Dataset rows about figures:
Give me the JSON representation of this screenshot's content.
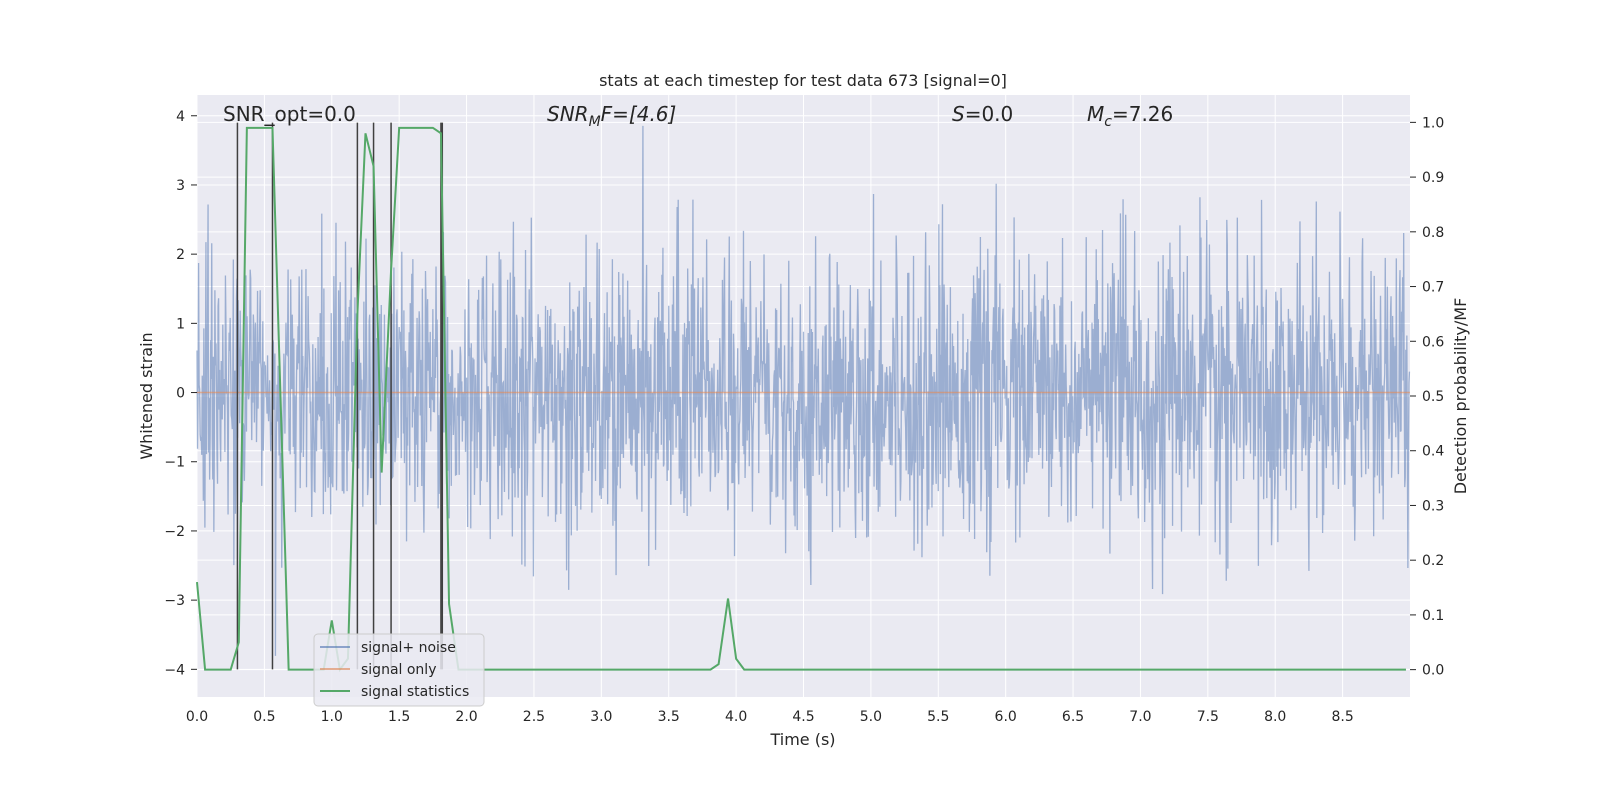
{
  "chart_data": {
    "type": "line",
    "title": "stats at each timestep for test data 673 [signal=0]",
    "xlabel": "Time (s)",
    "ylabel_left": "Whitened strain",
    "ylabel_right": "Detection probability/MF",
    "xlim": [
      0.0,
      9.0
    ],
    "ylim_left": [
      -4.4,
      4.3
    ],
    "ylim_right": [
      -0.05,
      1.05
    ],
    "x_ticks": [
      0.0,
      0.5,
      1.0,
      1.5,
      2.0,
      2.5,
      3.0,
      3.5,
      4.0,
      4.5,
      5.0,
      5.5,
      6.0,
      6.5,
      7.0,
      7.5,
      8.0,
      8.5
    ],
    "x_tick_labels": [
      "0.0",
      "0.5",
      "1.0",
      "1.5",
      "2.0",
      "2.5",
      "3.0",
      "3.5",
      "4.0",
      "4.5",
      "5.0",
      "5.5",
      "6.0",
      "6.5",
      "7.0",
      "7.5",
      "8.0",
      "8.5"
    ],
    "left_ticks": [
      -4,
      -3,
      -2,
      -1,
      0,
      1,
      2,
      3,
      4
    ],
    "left_tick_labels": [
      "−4",
      "−3",
      "−2",
      "−1",
      "0",
      "1",
      "2",
      "3",
      "4"
    ],
    "right_ticks": [
      0.0,
      0.1,
      0.2,
      0.3,
      0.4,
      0.5,
      0.6,
      0.7,
      0.8,
      0.9,
      1.0
    ],
    "right_tick_labels": [
      "0.0",
      "0.1",
      "0.2",
      "0.3",
      "0.4",
      "0.5",
      "0.6",
      "0.7",
      "0.8",
      "0.9",
      "1.0"
    ],
    "grid": true,
    "legend_position": "lower-left",
    "annotations": {
      "snr_opt": "SNR_opt=0.0",
      "snr_mf_main": "SNR",
      "snr_mf_sub": "M",
      "snr_mf_rest": "F=[4.6]",
      "s_main": "S",
      "s_rest": "=0.0",
      "mc_main": "M",
      "mc_sub": "c",
      "mc_rest": "=7.26"
    },
    "series": [
      {
        "name": "signal+ noise",
        "color": "#4c72b0",
        "axis": "left",
        "kind": "noise",
        "duration": 9.0,
        "sample_rate": 256,
        "approx_range": [
          -4.0,
          3.9
        ]
      },
      {
        "name": "signal only",
        "color": "#dd8452",
        "axis": "left",
        "x": [
          0.0,
          9.0
        ],
        "y": [
          0.0,
          0.0
        ]
      },
      {
        "name": "signal statistics",
        "color": "#55a868",
        "axis": "right",
        "x": [
          0.0,
          0.06,
          0.25,
          0.31,
          0.37,
          0.5,
          0.56,
          0.68,
          0.75,
          0.94,
          1.0,
          1.06,
          1.12,
          1.19,
          1.25,
          1.31,
          1.37,
          1.44,
          1.5,
          1.62,
          1.75,
          1.81,
          1.87,
          1.94,
          2.0,
          3.81,
          3.87,
          3.94,
          4.0,
          4.06,
          8.97
        ],
        "y": [
          0.16,
          0.0,
          0.0,
          0.05,
          0.99,
          0.99,
          0.99,
          0.0,
          0.0,
          0.0,
          0.09,
          0.0,
          0.02,
          0.65,
          0.98,
          0.92,
          0.36,
          0.73,
          0.99,
          0.99,
          0.99,
          0.98,
          0.12,
          0.0,
          0.0,
          0.0,
          0.01,
          0.13,
          0.02,
          0.0,
          0.0
        ]
      }
    ],
    "vertical_markers": {
      "color": "#404040",
      "x": [
        0.3,
        0.56,
        1.19,
        1.31,
        1.44,
        1.81,
        1.82
      ],
      "y_range": [
        -4.0,
        3.9
      ]
    }
  }
}
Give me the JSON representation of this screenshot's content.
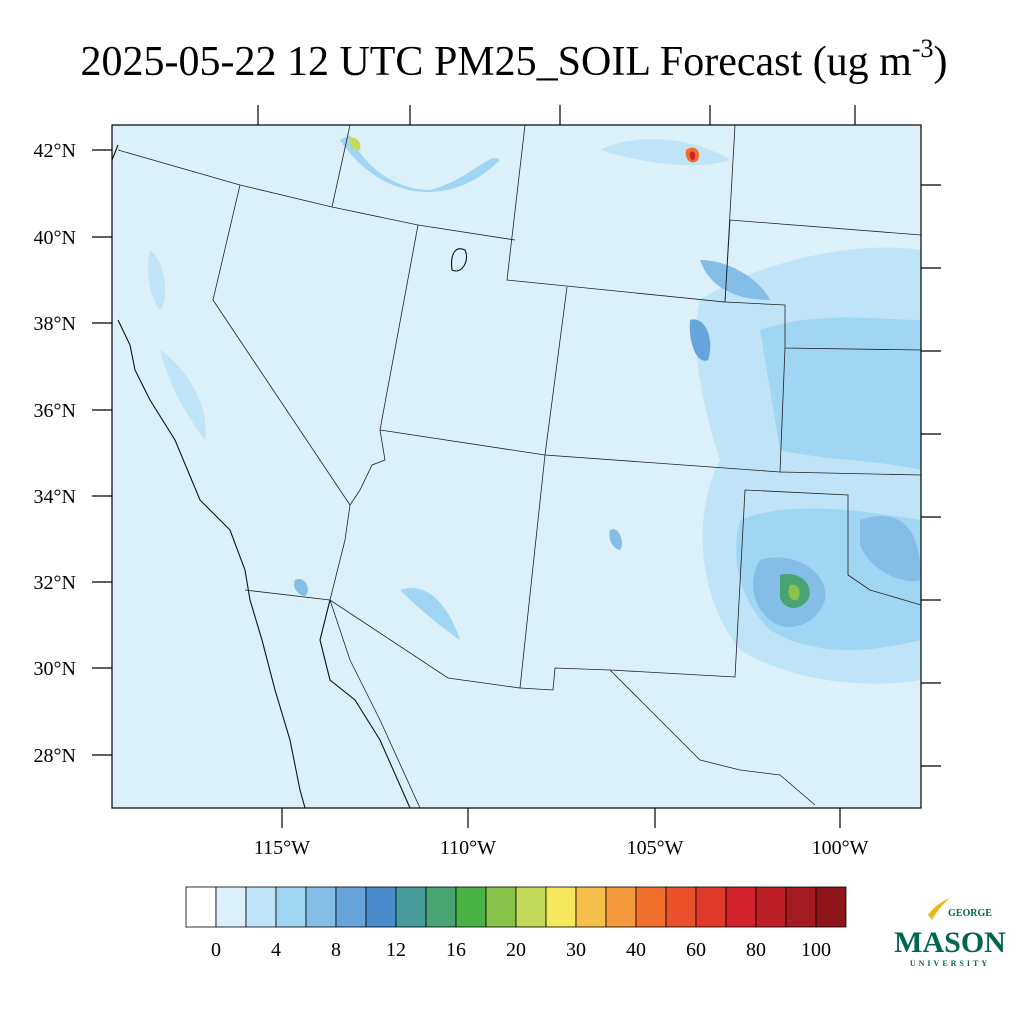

Aim of the task: Pick out and copy the lines of the entries that hold the string "name".

Task output:
        "name": "signal+ noise",
        "name": "signal only",
        "name": "signal statistics",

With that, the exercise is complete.